● Given request:
Find every line in the records that holds the string "Progressive". Copy each one.

Data entries for graphics
##############################
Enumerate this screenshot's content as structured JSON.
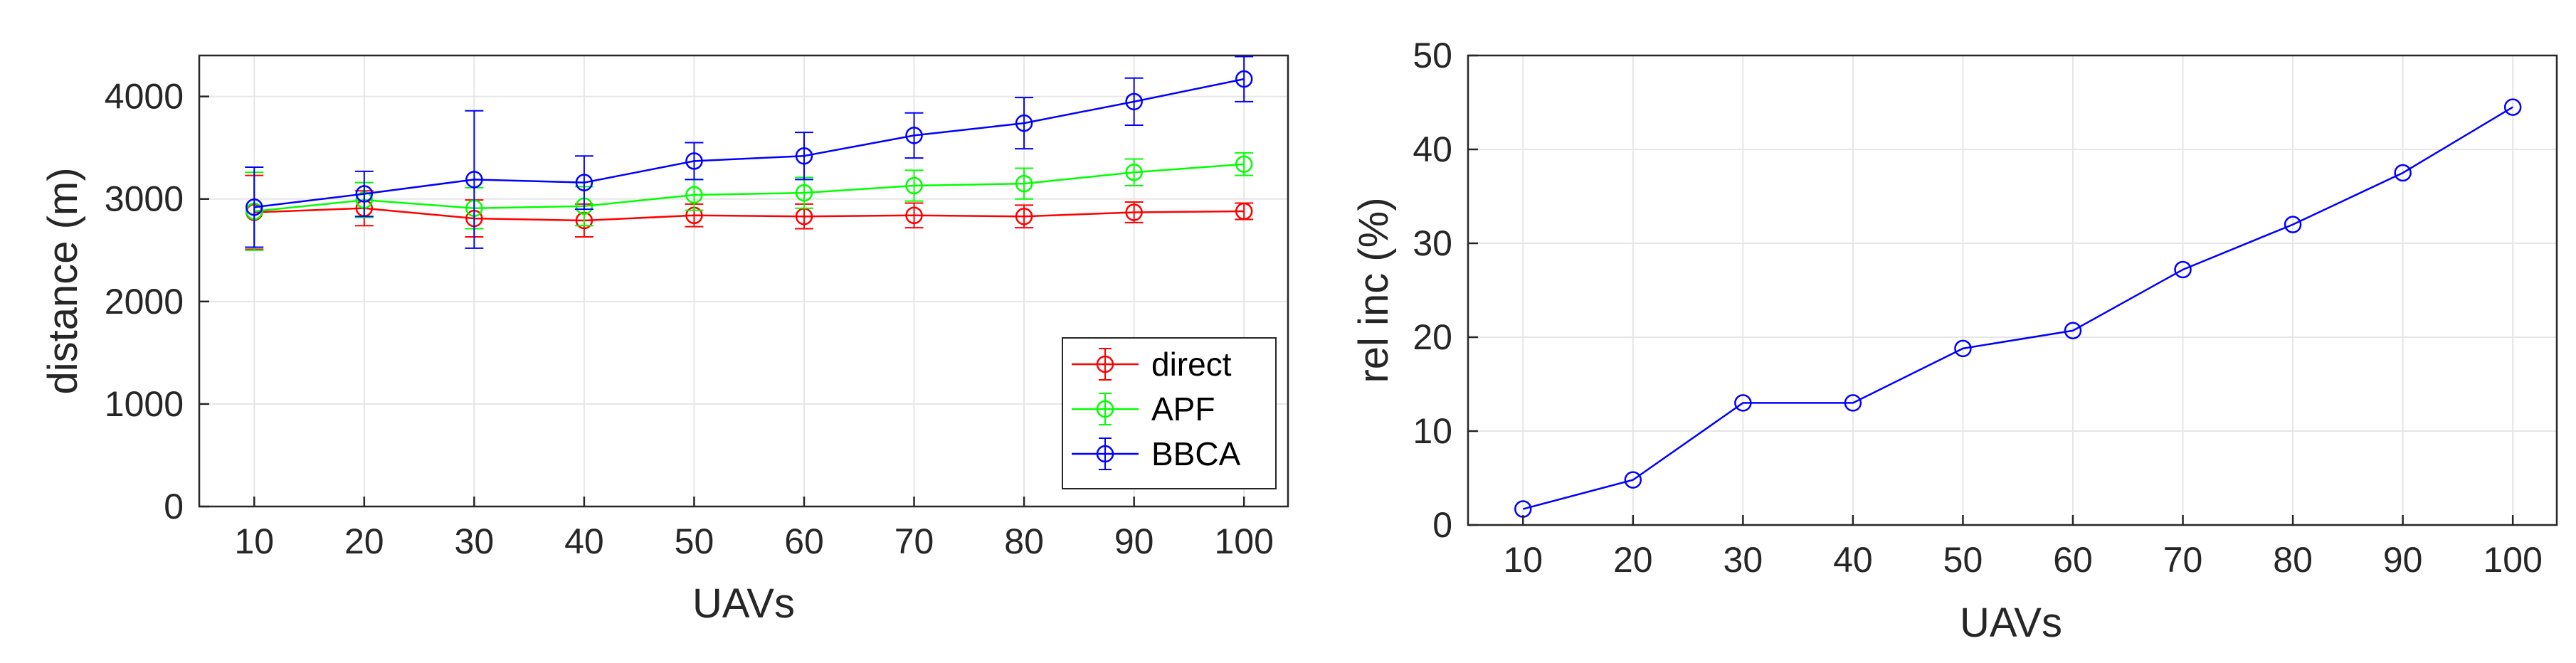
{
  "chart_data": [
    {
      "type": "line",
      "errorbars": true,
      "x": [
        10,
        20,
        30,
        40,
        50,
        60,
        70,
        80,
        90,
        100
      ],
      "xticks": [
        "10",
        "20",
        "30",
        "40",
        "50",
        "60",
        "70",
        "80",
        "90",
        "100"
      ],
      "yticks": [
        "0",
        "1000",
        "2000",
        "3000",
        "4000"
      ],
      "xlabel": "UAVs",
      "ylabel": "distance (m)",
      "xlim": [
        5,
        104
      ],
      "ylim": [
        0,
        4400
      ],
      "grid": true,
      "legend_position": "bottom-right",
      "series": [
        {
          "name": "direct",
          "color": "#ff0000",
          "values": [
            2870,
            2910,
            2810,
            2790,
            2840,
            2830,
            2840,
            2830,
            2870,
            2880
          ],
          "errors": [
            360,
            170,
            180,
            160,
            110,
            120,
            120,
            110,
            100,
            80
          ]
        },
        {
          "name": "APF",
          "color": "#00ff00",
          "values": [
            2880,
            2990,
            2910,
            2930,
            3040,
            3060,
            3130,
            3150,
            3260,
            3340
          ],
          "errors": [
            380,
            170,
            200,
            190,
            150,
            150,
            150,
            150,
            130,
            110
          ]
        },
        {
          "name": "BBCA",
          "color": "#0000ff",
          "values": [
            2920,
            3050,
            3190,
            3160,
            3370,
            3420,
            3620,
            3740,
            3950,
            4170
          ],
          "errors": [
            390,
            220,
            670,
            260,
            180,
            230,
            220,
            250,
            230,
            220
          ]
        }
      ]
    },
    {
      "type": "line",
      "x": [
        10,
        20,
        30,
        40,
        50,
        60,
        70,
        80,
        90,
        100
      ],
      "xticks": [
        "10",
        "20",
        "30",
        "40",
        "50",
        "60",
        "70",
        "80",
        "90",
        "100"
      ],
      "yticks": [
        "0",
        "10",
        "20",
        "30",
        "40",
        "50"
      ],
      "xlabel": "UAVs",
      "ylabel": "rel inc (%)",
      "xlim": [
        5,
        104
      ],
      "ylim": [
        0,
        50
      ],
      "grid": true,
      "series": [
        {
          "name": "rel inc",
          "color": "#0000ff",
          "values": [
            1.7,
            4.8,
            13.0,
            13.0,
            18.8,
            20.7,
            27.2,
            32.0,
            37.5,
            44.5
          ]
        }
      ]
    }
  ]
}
##############################
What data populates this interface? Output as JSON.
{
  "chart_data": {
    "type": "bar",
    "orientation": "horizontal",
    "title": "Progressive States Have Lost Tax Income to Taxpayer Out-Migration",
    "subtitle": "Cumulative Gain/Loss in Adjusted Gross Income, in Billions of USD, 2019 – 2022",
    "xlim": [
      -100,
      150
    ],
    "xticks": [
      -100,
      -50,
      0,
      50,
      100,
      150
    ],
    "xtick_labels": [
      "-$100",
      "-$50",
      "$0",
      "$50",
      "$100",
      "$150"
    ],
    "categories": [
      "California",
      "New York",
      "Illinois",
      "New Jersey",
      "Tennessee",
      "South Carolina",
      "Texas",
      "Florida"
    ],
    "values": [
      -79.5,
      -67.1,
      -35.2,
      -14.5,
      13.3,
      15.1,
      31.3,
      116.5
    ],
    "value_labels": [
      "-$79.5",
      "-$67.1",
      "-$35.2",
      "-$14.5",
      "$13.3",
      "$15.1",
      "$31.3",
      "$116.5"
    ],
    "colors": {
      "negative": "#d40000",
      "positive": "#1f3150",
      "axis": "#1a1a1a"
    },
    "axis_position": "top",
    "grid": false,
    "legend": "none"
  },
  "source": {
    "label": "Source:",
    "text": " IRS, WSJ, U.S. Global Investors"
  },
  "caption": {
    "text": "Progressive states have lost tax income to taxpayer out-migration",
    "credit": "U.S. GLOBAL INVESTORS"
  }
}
##############################
● Answer below:
    "title": "Progressive States Have Lost Tax Income to Taxpayer Out-Migration",
    "text": "Progressive states have lost tax income to taxpayer out-migration",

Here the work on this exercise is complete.